======== Data shown

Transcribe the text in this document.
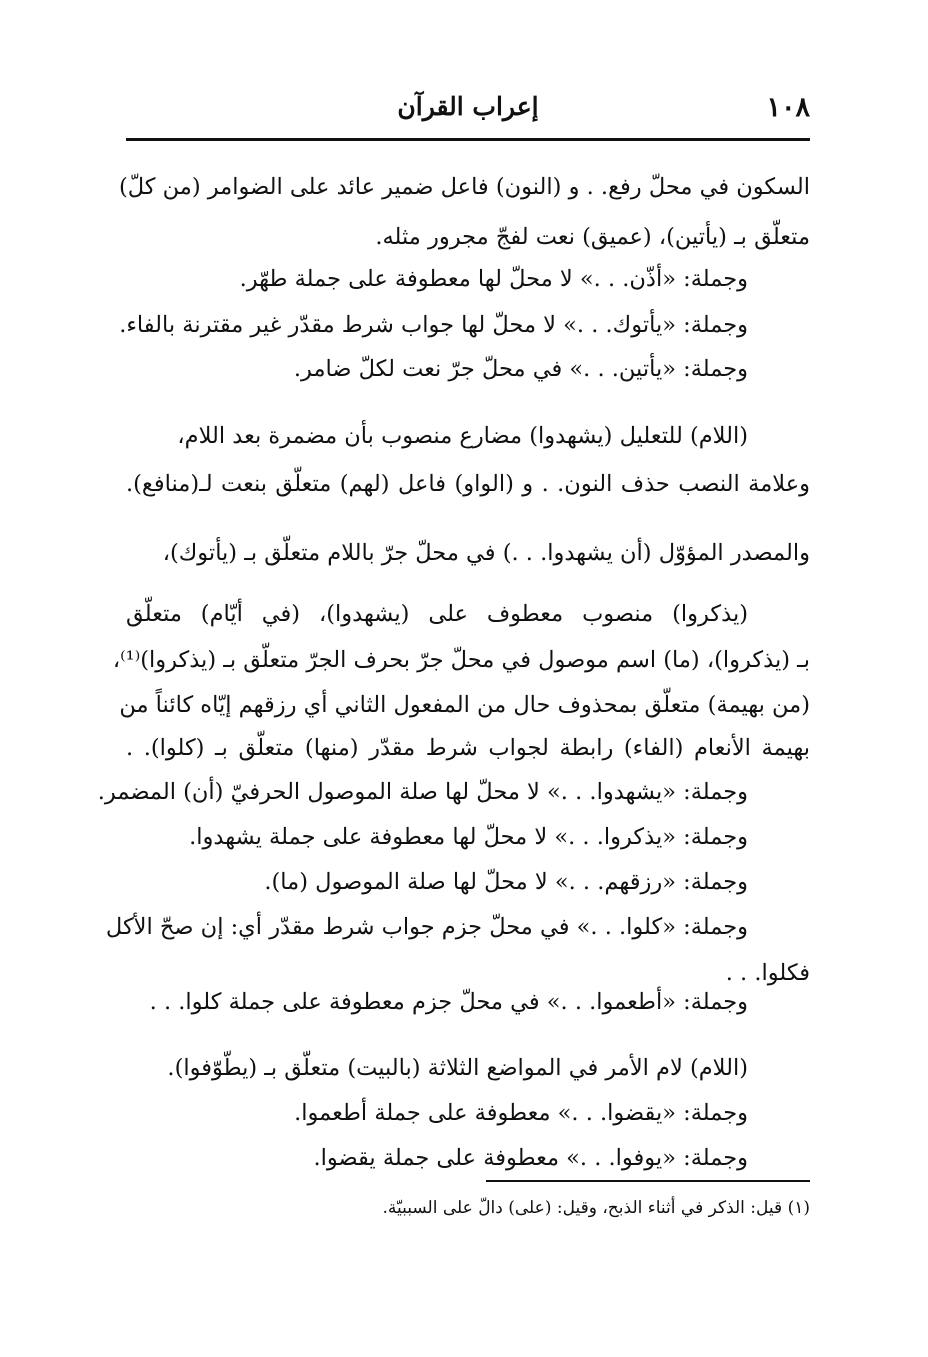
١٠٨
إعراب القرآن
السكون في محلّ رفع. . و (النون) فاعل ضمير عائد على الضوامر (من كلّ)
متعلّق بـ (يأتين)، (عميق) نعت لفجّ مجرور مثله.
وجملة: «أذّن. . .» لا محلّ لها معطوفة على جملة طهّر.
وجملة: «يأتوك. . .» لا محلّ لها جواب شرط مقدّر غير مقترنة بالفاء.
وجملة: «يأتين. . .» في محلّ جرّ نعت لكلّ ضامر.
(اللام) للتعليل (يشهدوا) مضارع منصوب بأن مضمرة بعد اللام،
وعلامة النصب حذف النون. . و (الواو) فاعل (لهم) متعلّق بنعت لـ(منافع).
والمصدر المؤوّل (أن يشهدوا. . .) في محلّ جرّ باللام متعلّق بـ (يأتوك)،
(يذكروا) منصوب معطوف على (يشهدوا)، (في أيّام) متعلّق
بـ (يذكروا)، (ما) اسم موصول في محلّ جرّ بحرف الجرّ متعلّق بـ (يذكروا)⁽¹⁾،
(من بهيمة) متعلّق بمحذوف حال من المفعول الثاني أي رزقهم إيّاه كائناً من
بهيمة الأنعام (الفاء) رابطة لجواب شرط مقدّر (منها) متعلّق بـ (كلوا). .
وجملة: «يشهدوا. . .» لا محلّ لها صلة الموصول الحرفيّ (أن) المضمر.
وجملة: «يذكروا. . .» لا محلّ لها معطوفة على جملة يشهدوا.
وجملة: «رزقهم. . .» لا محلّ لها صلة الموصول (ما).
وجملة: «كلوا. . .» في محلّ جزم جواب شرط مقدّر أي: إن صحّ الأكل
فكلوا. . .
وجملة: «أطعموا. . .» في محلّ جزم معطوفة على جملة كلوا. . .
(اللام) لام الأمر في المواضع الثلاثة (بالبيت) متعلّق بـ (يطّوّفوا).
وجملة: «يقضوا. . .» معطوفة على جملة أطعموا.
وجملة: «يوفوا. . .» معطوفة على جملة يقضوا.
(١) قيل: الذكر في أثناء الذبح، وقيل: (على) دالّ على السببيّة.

================

Written task ->
Copy all lines from the data that hold the word "رزقهم".

The answer ->
(من بهيمة) متعلّق بمحذوف حال من المفعول الثاني أي رزقهم إيّاه كائناً من
وجملة: «رزقهم. . .» لا محلّ لها صلة الموصول (ما).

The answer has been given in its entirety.